Saved data entries
Start

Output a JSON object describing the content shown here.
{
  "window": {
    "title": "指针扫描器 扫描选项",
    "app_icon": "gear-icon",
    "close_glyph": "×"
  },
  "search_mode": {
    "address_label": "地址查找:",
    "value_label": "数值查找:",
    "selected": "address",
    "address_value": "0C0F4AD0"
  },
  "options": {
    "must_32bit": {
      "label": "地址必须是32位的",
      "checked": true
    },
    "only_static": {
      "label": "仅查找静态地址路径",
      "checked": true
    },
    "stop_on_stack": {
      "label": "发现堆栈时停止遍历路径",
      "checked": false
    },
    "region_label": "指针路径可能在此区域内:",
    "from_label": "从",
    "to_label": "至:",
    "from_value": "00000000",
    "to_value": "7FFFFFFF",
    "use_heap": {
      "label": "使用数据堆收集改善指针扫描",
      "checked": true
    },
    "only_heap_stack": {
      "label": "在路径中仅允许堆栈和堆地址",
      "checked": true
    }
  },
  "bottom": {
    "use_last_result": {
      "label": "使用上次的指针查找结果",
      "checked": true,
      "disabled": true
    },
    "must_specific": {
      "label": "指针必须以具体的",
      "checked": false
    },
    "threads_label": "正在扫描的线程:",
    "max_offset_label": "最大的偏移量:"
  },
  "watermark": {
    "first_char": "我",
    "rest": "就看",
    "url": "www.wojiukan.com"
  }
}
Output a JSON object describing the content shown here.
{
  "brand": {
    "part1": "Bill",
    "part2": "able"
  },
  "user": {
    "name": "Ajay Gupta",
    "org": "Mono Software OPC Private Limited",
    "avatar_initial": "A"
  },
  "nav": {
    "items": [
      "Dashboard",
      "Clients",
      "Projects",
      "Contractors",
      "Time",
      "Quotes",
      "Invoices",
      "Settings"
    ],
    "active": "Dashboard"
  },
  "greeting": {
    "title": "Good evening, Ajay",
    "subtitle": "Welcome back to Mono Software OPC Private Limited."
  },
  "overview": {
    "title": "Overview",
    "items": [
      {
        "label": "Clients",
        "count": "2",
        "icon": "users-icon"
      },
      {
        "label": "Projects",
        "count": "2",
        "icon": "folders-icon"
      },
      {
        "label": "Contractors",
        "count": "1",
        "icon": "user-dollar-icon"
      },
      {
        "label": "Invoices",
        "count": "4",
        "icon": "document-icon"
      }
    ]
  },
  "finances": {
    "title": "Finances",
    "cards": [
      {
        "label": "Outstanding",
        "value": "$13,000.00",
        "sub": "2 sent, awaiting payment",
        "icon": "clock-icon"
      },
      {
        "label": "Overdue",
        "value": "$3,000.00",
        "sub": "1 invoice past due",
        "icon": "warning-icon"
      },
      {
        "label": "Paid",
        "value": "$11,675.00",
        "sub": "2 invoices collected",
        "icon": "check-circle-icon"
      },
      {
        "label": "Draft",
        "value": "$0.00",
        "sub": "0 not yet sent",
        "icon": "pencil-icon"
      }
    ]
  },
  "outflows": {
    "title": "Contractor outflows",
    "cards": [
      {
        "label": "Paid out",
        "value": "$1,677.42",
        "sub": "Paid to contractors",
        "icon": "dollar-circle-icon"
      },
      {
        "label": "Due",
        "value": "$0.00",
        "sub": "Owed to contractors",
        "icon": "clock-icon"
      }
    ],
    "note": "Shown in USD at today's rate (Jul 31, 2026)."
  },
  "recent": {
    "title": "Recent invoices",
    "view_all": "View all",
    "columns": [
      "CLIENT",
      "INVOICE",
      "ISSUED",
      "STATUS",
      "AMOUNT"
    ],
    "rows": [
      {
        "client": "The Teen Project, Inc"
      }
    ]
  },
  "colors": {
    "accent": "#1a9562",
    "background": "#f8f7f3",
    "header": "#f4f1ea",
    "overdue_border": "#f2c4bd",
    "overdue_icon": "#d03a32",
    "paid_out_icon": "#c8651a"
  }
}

End

Objective
Exactly reproduce every line of the data above.

Complete output
Output a JSON object describing the content shown here.
{
  "window": {
    "title": "指针扫描器 扫描选项",
    "app_icon": "gear-icon",
    "close_glyph": "×"
  },
  "search_mode": {
    "address_label": "地址查找:",
    "value_label": "数值查找:",
    "selected": "address",
    "address_value": "0C0F4AD0"
  },
  "options": {
    "must_32bit": {
      "label": "地址必须是32位的",
      "checked": true
    },
    "only_static": {
      "label": "仅查找静态地址路径",
      "checked": true
    },
    "stop_on_stack": {
      "label": "发现堆栈时停止遍历路径",
      "checked": false
    },
    "region_label": "指针路径可能在此区域内:",
    "from_label": "从",
    "to_label": "至:",
    "from_value": "00000000",
    "to_value": "7FFFFFFF",
    "use_heap": {
      "label": "使用数据堆收集改善指针扫描",
      "checked": true
    },
    "only_heap_stack": {
      "label": "在路径中仅允许堆栈和堆地址",
      "checked": true
    }
  },
  "bottom": {
    "use_last_result": {
      "label": "使用上次的指针查找结果",
      "checked": true,
      "disabled": true
    },
    "must_specific": {
      "label": "指针必须以具体的",
      "checked": false
    },
    "threads_label": "正在扫描的线程:",
    "max_offset_label": "最大的偏移量:"
  },
  "watermark": {
    "first_char": "我",
    "rest": "就看",
    "url": "www.wojiukan.com"
  }
}
Output a JSON object describing the content shown here.
{
  "brand": {
    "part1": "Bill",
    "part2": "able"
  },
  "user": {
    "name": "Ajay Gupta",
    "org": "Mono Software OPC Private Limited",
    "avatar_initial": "A"
  },
  "nav": {
    "items": [
      "Dashboard",
      "Clients",
      "Projects",
      "Contractors",
      "Time",
      "Quotes",
      "Invoices",
      "Settings"
    ],
    "active": "Dashboard"
  },
  "greeting": {
    "title": "Good evening, Ajay",
    "subtitle": "Welcome back to Mono Software OPC Private Limited."
  },
  "overview": {
    "title": "Overview",
    "items": [
      {
        "label": "Clients",
        "count": "2",
        "icon": "users-icon"
      },
      {
        "label": "Projects",
        "count": "2",
        "icon": "folders-icon"
      },
      {
        "label": "Contractors",
        "count": "1",
        "icon": "user-dollar-icon"
      },
      {
        "label": "Invoices",
        "count": "4",
        "icon": "document-icon"
      }
    ]
  },
  "finances": {
    "title": "Finances",
    "cards": [
      {
        "label": "Outstanding",
        "value": "$13,000.00",
        "sub": "2 sent, awaiting payment",
        "icon": "clock-icon"
      },
      {
        "label": "Overdue",
        "value": "$3,000.00",
        "sub": "1 invoice past due",
        "icon": "warning-icon"
      },
      {
        "label": "Paid",
        "value": "$11,675.00",
        "sub": "2 invoices collected",
        "icon": "check-circle-icon"
      },
      {
        "label": "Draft",
        "value": "$0.00",
        "sub": "0 not yet sent",
        "icon": "pencil-icon"
      }
    ]
  },
  "outflows": {
    "title": "Contractor outflows",
    "cards": [
      {
        "label": "Paid out",
        "value": "$1,677.42",
        "sub": "Paid to contractors",
        "icon": "dollar-circle-icon"
      },
      {
        "label": "Due",
        "value": "$0.00",
        "sub": "Owed to contractors",
        "icon": "clock-icon"
      }
    ],
    "note": "Shown in USD at today's rate (Jul 31, 2026)."
  },
  "recent": {
    "title": "Recent invoices",
    "view_all": "View all",
    "columns": [
      "CLIENT",
      "INVOICE",
      "ISSUED",
      "STATUS",
      "AMOUNT"
    ],
    "rows": [
      {
        "client": "The Teen Project, Inc"
      }
    ]
  },
  "colors": {
    "accent": "#1a9562",
    "background": "#f8f7f3",
    "header": "#f4f1ea",
    "overdue_border": "#f2c4bd",
    "overdue_icon": "#d03a32",
    "paid_out_icon": "#c8651a"
  }
}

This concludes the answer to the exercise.